▶ _STATED TASK_
Count the lines below that contain the word "Dunnett", and report only that number.

(Records)
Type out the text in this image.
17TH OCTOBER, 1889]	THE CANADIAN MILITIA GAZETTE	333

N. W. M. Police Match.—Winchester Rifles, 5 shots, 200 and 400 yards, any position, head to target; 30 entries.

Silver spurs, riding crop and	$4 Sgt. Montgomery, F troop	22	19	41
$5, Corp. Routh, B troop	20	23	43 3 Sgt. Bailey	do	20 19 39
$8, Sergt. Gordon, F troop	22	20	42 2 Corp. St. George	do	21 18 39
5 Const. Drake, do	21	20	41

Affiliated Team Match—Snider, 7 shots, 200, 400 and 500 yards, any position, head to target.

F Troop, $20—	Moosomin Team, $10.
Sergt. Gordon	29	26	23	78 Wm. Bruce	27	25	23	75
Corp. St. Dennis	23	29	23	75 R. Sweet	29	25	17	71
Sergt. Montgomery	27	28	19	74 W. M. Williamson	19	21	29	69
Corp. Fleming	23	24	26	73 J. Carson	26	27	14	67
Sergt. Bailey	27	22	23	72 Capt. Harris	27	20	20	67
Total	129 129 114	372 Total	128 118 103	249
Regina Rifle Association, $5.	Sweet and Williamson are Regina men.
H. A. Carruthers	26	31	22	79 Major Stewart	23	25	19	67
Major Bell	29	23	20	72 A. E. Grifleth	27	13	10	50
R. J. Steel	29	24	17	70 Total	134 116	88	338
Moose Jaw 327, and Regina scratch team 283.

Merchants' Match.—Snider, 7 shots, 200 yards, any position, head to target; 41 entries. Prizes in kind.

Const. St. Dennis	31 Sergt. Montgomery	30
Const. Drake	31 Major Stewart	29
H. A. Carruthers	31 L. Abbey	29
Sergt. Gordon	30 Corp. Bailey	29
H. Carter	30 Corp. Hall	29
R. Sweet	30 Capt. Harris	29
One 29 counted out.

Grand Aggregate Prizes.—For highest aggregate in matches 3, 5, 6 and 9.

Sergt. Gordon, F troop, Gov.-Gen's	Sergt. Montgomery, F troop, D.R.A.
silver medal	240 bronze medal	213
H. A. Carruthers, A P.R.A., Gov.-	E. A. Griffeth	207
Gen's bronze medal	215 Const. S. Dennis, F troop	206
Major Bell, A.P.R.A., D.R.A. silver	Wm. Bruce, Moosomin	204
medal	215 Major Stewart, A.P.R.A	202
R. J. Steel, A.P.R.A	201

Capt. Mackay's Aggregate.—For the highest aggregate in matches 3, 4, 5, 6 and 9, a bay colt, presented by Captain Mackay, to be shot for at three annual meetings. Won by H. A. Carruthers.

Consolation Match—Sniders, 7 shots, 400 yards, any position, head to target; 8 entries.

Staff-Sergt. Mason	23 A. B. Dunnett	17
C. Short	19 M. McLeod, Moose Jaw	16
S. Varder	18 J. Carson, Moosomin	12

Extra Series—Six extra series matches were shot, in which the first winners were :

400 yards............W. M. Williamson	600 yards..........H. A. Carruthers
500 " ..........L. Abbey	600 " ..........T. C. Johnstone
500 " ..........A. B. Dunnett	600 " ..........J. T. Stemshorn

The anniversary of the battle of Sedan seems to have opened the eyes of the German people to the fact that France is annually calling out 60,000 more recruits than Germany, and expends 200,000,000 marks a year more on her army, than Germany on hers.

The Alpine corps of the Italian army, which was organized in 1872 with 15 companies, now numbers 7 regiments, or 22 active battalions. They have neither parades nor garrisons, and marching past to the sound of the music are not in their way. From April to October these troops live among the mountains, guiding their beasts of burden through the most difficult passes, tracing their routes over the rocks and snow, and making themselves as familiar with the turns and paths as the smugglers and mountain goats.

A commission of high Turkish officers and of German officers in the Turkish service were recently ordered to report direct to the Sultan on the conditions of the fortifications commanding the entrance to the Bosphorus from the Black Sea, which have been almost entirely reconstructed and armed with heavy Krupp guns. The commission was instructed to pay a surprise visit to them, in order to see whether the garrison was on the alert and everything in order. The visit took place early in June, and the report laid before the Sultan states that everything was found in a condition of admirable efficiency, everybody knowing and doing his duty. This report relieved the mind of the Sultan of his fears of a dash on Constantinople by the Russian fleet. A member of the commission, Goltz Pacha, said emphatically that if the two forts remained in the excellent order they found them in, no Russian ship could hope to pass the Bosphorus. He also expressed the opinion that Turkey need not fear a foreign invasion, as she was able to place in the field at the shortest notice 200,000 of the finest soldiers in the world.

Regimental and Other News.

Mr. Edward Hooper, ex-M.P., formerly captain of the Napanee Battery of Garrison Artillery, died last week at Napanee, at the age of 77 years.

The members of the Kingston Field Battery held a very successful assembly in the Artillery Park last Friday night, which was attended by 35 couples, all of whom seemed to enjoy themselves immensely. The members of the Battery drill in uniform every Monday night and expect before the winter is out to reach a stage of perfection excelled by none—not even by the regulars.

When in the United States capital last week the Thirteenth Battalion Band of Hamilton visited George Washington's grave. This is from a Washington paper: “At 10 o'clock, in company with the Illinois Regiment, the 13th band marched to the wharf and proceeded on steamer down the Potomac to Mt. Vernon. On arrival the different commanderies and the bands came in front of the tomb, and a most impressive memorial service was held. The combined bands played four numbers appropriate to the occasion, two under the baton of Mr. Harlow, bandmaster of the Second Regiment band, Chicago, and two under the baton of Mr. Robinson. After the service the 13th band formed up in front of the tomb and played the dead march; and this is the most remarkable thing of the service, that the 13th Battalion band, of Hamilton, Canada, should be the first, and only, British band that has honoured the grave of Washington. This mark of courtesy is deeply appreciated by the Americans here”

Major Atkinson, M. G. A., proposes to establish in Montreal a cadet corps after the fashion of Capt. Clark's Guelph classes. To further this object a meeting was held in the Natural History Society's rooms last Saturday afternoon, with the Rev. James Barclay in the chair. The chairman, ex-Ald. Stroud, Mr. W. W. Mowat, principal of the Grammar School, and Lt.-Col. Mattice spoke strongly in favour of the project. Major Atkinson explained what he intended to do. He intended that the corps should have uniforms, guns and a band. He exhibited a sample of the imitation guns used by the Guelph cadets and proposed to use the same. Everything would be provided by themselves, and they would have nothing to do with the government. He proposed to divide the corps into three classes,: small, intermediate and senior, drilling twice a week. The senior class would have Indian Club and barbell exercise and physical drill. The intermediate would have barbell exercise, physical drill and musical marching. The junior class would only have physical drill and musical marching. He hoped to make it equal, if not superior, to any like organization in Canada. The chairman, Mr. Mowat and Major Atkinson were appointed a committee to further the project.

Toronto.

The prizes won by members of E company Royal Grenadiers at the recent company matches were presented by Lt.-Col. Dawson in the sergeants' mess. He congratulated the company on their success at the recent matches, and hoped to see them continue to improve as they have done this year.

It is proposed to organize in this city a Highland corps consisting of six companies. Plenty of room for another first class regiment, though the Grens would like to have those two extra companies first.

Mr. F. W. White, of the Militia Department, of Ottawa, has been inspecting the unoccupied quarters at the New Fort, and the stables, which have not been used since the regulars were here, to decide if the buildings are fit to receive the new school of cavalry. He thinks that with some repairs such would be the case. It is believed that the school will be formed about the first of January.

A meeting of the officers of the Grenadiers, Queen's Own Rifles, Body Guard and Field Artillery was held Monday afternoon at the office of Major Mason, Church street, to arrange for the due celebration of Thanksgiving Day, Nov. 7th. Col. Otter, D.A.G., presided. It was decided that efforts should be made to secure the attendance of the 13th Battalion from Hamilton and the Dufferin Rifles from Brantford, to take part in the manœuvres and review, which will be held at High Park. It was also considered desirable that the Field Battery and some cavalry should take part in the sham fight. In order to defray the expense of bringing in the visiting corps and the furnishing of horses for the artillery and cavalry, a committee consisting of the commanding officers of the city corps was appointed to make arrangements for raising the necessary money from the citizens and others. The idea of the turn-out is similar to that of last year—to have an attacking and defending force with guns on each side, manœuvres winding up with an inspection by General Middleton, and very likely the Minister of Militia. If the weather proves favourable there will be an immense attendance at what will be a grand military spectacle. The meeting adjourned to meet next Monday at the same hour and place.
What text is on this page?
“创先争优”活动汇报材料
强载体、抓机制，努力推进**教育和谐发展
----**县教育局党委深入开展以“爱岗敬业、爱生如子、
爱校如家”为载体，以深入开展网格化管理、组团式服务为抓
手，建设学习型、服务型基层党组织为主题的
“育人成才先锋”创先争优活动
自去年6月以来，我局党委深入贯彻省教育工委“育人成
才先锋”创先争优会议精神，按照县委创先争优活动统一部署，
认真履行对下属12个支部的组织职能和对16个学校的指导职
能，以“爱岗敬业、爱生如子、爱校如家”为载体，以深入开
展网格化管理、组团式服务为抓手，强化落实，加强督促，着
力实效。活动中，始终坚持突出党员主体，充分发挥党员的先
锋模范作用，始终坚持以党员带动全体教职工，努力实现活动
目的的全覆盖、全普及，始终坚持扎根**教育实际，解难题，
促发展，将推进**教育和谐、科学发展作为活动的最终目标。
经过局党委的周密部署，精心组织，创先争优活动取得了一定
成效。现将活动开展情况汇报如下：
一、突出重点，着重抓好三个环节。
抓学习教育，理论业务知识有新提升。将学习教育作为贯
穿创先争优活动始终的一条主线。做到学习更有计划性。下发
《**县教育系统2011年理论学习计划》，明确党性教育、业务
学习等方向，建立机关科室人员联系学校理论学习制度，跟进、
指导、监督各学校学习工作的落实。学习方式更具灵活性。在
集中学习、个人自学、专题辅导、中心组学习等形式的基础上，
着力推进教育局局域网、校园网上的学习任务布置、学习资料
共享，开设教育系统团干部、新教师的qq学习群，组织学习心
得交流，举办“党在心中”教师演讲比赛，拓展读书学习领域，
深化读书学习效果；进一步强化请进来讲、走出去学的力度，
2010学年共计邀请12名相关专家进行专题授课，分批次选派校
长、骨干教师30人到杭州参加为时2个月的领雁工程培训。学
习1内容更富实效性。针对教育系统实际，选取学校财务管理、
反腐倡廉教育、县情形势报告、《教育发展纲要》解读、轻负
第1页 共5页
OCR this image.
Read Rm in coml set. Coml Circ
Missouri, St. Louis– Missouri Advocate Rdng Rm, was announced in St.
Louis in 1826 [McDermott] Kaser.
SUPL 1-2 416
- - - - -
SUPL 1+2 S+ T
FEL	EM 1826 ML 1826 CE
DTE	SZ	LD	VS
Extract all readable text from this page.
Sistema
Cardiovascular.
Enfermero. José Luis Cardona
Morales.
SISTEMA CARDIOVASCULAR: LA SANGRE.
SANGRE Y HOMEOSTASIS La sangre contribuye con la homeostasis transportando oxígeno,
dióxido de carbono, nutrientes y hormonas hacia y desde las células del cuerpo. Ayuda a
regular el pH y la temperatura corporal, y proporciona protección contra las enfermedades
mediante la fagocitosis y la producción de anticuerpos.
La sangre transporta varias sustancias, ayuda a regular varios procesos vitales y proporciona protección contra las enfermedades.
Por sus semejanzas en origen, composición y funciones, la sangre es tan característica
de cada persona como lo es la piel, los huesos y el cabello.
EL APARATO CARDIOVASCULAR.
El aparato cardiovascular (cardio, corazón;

▶ _SOLUTION_
2